Rows from a dataset

___

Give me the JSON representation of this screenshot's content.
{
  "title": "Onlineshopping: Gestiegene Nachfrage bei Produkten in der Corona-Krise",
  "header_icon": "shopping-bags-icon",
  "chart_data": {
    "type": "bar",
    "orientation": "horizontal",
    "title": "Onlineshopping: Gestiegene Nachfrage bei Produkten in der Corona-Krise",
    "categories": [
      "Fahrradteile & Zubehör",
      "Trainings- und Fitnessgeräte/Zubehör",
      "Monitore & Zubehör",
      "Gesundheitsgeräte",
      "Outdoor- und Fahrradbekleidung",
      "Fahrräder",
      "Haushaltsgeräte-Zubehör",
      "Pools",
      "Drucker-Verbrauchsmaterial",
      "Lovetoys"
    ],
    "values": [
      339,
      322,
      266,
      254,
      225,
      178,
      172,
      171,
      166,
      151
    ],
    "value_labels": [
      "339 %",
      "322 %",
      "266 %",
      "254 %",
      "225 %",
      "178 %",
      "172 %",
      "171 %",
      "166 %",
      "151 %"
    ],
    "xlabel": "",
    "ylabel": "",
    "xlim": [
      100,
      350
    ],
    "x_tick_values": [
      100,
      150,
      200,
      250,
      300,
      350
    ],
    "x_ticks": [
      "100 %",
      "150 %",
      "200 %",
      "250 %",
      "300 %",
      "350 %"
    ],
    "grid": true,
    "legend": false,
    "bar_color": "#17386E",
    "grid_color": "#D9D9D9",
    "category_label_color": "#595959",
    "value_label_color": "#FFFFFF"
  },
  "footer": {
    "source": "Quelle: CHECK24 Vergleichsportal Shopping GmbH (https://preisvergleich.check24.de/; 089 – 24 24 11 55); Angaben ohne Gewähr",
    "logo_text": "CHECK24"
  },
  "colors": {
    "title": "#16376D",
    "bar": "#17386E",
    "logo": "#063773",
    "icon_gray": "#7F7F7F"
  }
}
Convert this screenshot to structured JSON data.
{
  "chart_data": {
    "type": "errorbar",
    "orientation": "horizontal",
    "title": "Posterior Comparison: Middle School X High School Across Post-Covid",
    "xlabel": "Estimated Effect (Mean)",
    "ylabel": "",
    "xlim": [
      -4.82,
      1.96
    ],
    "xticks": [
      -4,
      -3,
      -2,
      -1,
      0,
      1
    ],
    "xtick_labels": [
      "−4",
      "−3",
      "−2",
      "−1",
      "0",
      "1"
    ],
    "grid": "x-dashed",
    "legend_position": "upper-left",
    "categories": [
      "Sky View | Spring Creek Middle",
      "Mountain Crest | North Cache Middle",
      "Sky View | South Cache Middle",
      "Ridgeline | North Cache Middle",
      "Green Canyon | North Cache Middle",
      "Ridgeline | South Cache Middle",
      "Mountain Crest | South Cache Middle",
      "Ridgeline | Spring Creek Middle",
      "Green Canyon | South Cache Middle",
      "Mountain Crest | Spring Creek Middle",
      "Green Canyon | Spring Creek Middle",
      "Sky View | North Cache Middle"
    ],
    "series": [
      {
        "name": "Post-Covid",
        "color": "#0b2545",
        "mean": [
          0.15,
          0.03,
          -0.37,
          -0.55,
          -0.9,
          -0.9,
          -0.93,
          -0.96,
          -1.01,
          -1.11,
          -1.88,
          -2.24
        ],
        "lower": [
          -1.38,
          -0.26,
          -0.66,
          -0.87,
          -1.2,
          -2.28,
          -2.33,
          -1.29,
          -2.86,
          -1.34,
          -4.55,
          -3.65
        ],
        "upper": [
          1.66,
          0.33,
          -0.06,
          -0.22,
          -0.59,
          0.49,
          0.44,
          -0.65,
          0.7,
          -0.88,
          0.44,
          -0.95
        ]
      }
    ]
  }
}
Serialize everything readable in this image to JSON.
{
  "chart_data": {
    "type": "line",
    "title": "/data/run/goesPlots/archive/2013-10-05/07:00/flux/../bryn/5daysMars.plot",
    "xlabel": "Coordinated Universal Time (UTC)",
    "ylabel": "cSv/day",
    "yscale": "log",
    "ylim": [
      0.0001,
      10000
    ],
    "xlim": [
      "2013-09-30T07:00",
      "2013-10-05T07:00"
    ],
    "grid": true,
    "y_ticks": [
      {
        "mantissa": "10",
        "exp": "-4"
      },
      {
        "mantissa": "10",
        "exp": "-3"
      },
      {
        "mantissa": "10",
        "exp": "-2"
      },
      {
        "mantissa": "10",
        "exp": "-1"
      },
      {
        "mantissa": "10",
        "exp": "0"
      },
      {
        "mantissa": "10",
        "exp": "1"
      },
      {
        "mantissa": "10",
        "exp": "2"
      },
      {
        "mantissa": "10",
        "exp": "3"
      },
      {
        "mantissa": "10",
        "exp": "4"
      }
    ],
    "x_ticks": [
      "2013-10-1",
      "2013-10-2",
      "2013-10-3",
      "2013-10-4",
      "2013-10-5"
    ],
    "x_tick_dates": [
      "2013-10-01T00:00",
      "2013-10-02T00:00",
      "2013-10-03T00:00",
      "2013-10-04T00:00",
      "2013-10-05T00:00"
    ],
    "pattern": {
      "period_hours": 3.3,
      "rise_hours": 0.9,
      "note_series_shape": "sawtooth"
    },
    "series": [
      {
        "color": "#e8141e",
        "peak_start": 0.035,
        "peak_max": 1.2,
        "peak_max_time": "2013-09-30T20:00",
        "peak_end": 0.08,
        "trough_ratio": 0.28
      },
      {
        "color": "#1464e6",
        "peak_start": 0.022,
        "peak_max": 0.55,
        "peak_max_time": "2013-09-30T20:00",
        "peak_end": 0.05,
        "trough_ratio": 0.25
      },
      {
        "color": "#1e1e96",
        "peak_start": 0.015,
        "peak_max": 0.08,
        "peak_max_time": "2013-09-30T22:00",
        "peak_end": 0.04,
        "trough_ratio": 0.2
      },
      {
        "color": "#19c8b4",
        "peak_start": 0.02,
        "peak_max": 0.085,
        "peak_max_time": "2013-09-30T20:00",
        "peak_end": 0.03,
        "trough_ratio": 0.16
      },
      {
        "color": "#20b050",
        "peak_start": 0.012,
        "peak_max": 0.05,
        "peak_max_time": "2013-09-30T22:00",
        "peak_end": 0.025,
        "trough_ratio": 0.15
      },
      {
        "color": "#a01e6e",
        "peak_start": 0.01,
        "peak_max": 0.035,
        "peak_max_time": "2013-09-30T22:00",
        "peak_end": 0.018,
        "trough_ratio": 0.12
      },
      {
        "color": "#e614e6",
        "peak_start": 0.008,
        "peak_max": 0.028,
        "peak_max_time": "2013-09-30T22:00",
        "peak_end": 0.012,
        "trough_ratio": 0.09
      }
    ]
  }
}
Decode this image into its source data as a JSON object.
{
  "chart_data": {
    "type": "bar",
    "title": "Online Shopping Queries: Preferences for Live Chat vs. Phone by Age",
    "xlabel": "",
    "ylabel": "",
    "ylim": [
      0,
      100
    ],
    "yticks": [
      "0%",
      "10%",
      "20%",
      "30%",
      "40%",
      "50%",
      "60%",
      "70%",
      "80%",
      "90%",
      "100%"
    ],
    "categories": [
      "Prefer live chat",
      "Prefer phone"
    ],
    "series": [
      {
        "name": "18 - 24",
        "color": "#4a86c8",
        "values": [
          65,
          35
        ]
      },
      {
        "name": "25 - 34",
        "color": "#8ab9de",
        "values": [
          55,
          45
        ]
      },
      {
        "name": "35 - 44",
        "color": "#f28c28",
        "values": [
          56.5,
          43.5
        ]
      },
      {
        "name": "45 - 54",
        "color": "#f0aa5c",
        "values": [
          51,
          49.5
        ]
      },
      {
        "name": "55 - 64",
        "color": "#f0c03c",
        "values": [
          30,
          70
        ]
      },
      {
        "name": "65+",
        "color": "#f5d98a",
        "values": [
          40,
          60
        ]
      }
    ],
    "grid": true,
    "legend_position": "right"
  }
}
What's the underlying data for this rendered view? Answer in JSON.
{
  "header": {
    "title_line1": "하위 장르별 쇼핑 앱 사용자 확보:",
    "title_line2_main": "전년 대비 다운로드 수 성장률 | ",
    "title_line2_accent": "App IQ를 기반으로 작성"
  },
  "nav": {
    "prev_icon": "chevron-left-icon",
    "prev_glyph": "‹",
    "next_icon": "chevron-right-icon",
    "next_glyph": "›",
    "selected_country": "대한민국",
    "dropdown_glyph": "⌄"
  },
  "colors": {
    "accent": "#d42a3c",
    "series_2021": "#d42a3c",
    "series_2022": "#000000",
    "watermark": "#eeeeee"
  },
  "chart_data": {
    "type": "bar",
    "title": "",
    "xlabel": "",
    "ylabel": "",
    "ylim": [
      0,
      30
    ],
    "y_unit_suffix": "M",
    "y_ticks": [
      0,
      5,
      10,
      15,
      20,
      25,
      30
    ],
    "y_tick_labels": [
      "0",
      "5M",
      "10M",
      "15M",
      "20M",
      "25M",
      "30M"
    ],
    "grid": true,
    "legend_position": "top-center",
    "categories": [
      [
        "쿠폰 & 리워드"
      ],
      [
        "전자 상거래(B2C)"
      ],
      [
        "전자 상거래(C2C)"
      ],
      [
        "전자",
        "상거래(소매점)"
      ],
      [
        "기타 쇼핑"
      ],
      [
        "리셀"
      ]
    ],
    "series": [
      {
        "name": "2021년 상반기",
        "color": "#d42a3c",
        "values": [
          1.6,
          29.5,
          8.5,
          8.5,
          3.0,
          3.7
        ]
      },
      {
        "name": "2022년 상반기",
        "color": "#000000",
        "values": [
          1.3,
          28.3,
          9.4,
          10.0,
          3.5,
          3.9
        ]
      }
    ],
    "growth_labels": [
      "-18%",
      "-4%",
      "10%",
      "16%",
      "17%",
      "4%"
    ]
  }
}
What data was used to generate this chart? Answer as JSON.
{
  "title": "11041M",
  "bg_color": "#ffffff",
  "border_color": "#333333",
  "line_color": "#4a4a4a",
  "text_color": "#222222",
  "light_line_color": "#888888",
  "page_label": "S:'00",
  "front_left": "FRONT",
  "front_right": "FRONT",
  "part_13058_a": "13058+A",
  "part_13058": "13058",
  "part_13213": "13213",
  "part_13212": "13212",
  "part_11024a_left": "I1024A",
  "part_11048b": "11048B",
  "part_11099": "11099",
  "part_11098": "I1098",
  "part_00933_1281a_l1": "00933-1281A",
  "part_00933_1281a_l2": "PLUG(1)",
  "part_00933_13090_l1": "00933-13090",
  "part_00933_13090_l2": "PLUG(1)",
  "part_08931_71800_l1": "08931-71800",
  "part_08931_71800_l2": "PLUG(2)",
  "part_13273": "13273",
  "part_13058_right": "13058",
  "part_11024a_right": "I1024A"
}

___

List all lines where "this" occurs.

Give me the JSON representation of this screenshot's content.
Convert this screenshot to structured JSON data.
Serialize everything readable in this image to JSON.
Decode this image into its source data as a JSON object.
What's the underlying data for this rendered view? Answer in JSON.
What data was used to generate this chart? Answer as JSON.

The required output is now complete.